Given problem:
Omit the pictures, then write out every entry exactly as it reads.
* Start The records *
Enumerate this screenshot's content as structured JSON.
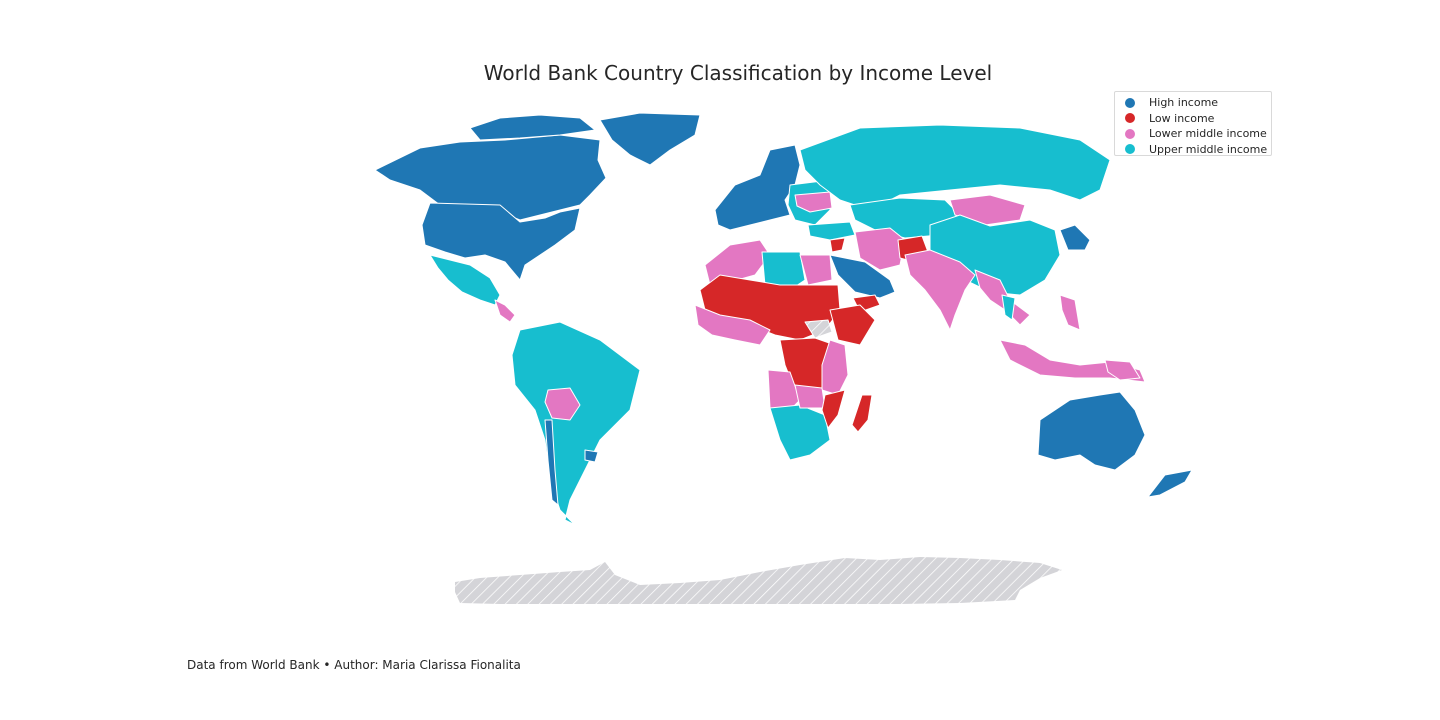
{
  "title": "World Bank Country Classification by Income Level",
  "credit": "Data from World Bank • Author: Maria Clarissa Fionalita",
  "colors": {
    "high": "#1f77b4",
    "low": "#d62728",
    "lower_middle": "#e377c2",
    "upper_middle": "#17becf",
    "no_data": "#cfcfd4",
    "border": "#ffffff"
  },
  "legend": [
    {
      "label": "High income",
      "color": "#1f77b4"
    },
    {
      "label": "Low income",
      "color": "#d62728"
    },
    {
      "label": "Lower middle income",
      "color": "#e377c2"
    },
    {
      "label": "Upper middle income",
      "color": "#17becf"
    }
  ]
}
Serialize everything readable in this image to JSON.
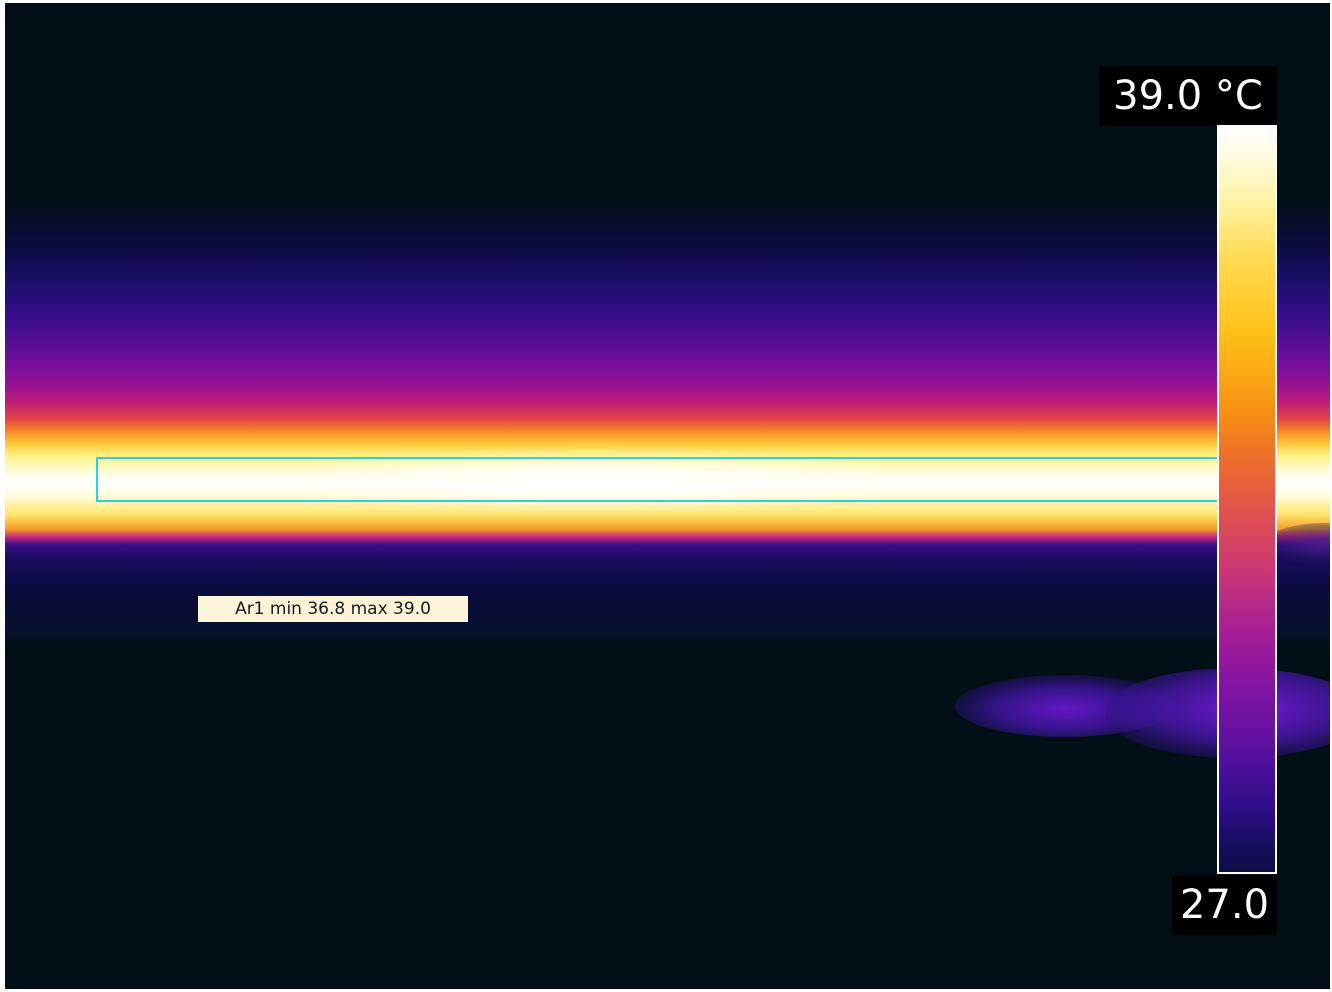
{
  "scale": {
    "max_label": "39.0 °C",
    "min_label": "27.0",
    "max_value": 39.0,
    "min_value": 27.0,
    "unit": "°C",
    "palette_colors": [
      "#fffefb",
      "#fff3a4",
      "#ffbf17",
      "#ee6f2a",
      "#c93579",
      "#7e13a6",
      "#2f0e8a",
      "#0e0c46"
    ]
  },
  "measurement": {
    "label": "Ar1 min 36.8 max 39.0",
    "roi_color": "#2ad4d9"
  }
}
* End The records *
Problem solution:
Enumerate this screenshot's content as structured JSON.
{
  "title": "World Bank Country Classification by Income Level",
  "credit": "Data from World Bank • Author: Maria Clarissa Fionalita",
  "colors": {
    "high": "#1f77b4",
    "low": "#d62728",
    "lower_middle": "#e377c2",
    "upper_middle": "#17becf",
    "no_data": "#cfcfd4",
    "border": "#ffffff"
  },
  "legend": [
    {
      "label": "High income",
      "color": "#1f77b4"
    },
    {
      "label": "Low income",
      "color": "#d62728"
    },
    {
      "label": "Lower middle income",
      "color": "#e377c2"
    },
    {
      "label": "Upper middle income",
      "color": "#17becf"
    }
  ]
}
Serialize everything readable in this image to JSON.
{
  "scale": {
    "max_label": "39.0 °C",
    "min_label": "27.0",
    "max_value": 39.0,
    "min_value": 27.0,
    "unit": "°C",
    "palette_colors": [
      "#fffefb",
      "#fff3a4",
      "#ffbf17",
      "#ee6f2a",
      "#c93579",
      "#7e13a6",
      "#2f0e8a",
      "#0e0c46"
    ]
  },
  "measurement": {
    "label": "Ar1 min 36.8 max 39.0",
    "roi_color": "#2ad4d9"
  }
}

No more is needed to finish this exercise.